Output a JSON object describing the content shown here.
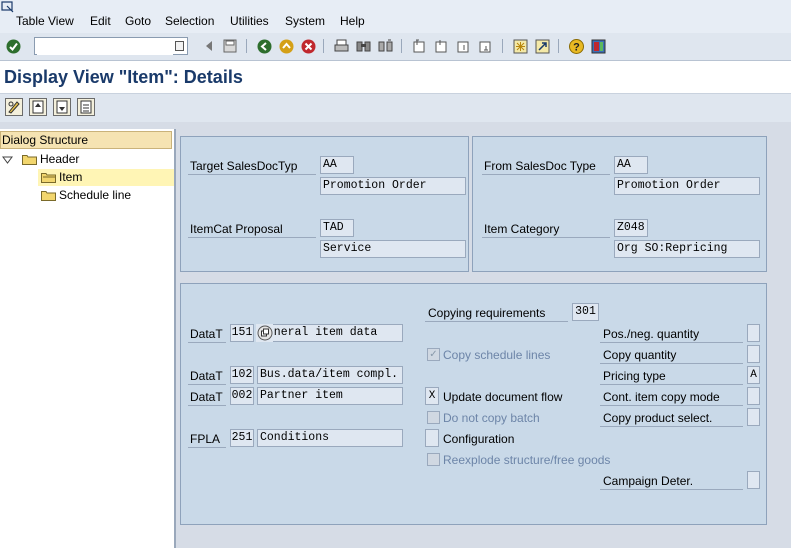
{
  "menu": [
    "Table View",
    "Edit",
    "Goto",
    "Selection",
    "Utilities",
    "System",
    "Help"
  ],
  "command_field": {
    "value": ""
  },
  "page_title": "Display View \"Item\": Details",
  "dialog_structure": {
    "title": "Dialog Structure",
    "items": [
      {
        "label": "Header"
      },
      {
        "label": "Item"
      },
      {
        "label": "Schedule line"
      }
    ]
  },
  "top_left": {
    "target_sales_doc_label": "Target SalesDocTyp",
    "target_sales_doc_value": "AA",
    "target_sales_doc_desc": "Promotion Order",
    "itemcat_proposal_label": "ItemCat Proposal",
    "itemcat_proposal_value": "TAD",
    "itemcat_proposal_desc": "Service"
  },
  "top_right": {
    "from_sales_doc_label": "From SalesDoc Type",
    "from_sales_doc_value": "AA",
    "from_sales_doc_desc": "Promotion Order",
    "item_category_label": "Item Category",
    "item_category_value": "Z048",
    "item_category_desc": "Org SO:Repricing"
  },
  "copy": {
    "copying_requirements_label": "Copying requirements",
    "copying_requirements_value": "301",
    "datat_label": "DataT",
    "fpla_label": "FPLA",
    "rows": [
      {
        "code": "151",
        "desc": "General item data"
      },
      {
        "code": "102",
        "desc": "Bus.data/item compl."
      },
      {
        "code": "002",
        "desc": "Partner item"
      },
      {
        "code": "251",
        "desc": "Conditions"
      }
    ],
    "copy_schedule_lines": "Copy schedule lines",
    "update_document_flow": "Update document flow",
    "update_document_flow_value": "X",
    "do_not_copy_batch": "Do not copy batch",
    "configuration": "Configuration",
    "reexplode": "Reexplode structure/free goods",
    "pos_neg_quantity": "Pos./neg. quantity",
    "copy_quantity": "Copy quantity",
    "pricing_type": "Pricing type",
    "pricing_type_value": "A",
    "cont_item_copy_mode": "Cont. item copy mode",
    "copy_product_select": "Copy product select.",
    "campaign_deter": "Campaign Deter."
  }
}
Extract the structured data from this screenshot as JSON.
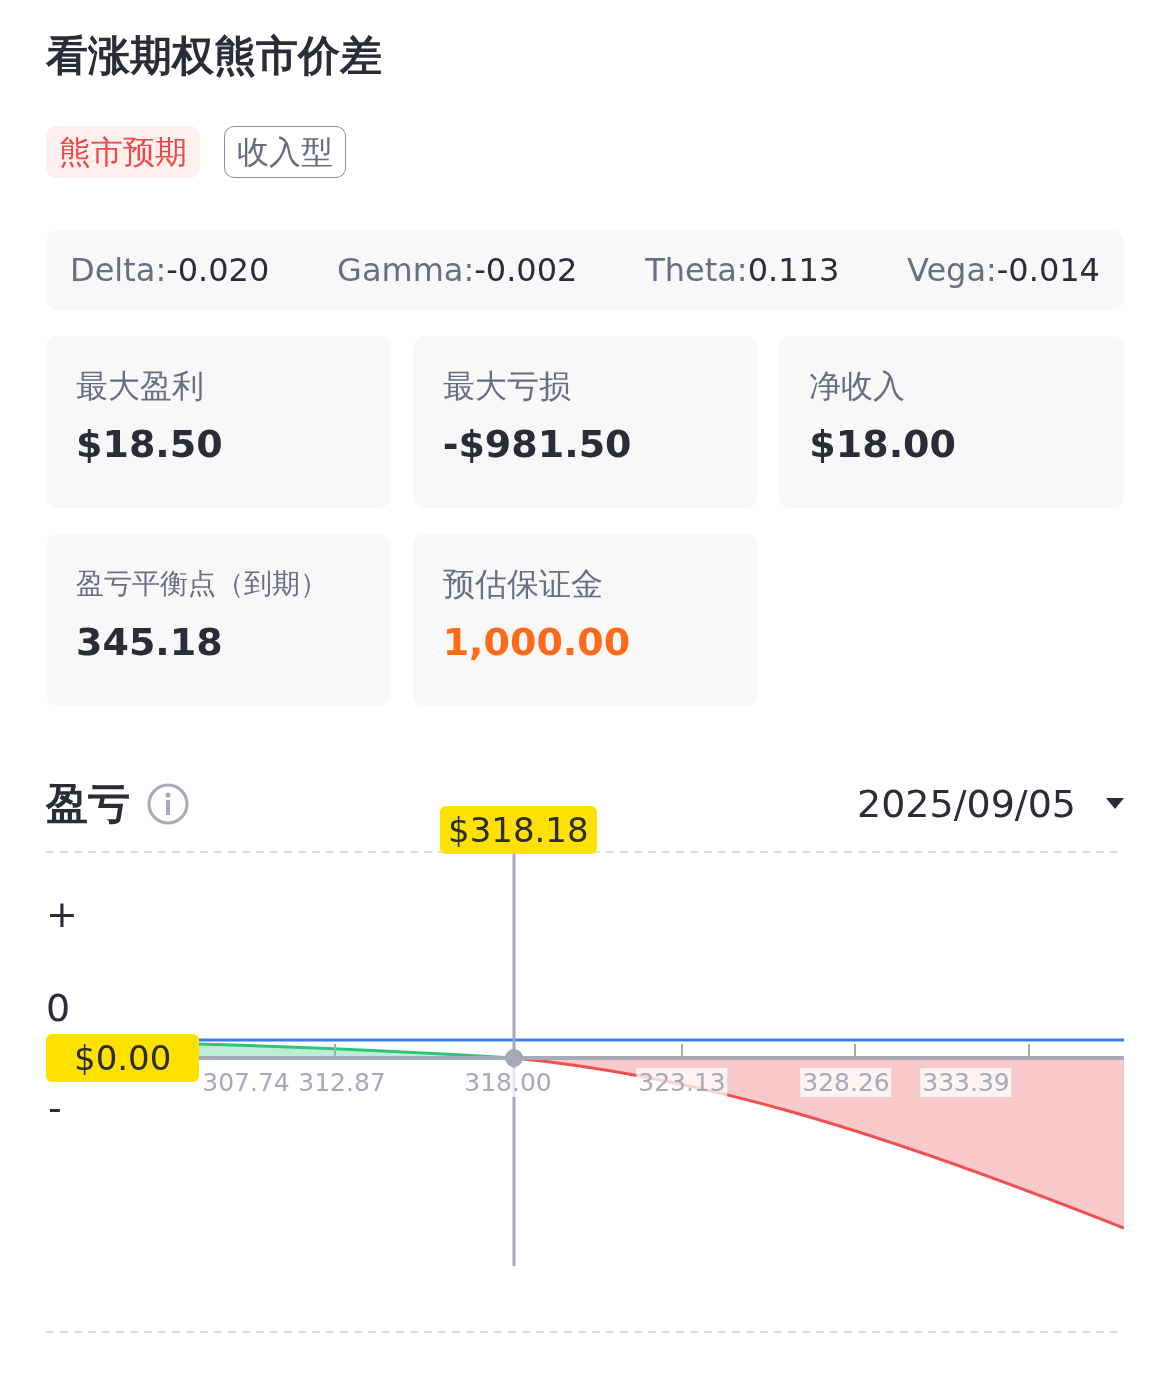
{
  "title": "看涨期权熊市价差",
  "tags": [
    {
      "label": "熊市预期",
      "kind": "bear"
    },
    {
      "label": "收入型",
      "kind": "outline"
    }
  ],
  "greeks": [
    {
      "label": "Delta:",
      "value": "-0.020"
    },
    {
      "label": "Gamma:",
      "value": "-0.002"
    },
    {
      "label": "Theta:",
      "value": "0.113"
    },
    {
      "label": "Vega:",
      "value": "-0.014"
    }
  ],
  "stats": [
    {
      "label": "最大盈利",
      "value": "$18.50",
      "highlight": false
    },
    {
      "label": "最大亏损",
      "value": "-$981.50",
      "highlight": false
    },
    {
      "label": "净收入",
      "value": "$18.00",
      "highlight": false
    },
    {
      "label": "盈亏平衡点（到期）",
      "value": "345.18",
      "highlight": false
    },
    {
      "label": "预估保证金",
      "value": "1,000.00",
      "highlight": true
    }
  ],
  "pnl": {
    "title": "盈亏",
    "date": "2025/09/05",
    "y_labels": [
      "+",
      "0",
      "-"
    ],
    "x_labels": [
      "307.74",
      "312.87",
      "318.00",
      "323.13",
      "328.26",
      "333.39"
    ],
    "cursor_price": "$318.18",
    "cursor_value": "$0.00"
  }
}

----

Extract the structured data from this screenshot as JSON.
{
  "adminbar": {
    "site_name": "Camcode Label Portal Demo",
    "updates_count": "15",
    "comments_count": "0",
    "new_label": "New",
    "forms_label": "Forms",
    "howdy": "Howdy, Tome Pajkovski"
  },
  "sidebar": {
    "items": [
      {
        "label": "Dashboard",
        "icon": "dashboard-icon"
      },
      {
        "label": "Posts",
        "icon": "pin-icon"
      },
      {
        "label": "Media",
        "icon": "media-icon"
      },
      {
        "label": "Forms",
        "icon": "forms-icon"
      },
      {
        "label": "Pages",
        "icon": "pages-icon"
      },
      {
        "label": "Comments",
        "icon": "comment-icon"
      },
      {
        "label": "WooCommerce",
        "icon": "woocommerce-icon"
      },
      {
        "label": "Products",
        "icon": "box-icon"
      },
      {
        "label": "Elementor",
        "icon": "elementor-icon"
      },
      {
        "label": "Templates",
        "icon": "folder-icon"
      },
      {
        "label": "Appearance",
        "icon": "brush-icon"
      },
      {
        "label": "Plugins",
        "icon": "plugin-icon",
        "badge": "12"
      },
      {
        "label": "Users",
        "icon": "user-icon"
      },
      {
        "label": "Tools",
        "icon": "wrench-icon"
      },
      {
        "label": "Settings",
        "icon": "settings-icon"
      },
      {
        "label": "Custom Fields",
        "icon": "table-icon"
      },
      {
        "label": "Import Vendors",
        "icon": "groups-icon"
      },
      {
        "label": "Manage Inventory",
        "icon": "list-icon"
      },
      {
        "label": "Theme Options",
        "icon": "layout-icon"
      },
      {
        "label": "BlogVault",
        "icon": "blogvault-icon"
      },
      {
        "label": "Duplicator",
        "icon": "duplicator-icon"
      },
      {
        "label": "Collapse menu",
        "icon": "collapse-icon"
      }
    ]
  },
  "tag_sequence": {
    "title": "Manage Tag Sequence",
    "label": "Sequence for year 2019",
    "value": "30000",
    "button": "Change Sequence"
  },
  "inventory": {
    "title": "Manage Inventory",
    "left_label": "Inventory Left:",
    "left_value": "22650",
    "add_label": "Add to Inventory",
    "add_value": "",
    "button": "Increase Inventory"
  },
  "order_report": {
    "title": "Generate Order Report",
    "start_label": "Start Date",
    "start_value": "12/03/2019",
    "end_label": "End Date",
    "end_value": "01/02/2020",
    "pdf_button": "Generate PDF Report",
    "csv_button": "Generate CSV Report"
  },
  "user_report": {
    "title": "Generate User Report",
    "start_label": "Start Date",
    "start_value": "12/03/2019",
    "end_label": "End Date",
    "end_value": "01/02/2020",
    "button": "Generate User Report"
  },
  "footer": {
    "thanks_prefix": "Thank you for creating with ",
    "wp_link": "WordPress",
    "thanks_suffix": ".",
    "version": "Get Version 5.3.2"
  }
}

----

• **WHAT YOU SHOULD DO**:
Every line in the data above that contains "View" needs to be copied.

• **REPLY TO THE EXERCISE**:
    "Table View",
  "page_title": "Display View \"Item\": Details",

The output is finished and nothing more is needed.